* _EXERCISE INSTRUCTIONS_: Give only the number of lines that include the string "Login".
## Begin GIVEN RECORDS
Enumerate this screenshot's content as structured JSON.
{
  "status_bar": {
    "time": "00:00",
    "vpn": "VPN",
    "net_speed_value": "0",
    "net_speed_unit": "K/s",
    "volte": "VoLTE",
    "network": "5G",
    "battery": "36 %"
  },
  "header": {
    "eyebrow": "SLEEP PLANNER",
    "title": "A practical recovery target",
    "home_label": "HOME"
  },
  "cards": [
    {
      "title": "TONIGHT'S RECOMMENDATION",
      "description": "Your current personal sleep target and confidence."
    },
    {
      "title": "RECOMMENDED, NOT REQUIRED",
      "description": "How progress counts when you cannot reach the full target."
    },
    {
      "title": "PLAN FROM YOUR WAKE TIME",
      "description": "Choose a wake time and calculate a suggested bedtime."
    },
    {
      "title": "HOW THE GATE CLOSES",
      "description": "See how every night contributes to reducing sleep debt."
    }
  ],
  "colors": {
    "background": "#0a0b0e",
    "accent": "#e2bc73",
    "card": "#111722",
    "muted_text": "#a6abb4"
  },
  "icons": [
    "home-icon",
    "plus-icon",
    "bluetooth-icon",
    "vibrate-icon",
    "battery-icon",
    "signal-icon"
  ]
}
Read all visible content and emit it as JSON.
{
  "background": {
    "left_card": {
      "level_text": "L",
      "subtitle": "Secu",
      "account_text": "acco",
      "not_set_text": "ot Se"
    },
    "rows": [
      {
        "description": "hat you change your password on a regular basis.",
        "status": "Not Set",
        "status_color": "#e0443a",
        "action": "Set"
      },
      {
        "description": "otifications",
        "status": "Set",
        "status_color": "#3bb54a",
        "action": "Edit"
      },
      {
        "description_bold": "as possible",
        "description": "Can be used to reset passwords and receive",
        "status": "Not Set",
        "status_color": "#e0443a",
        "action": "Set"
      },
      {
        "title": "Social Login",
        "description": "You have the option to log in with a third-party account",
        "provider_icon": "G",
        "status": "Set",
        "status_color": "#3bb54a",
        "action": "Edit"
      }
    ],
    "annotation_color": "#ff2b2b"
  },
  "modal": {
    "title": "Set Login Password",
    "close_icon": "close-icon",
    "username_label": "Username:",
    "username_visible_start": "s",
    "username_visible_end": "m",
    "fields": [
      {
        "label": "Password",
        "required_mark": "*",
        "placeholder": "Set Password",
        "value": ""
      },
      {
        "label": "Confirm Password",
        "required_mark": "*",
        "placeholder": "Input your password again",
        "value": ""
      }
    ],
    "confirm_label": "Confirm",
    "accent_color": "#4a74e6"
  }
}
## End GIVEN RECORDS
* _THE OUTPUT_: 2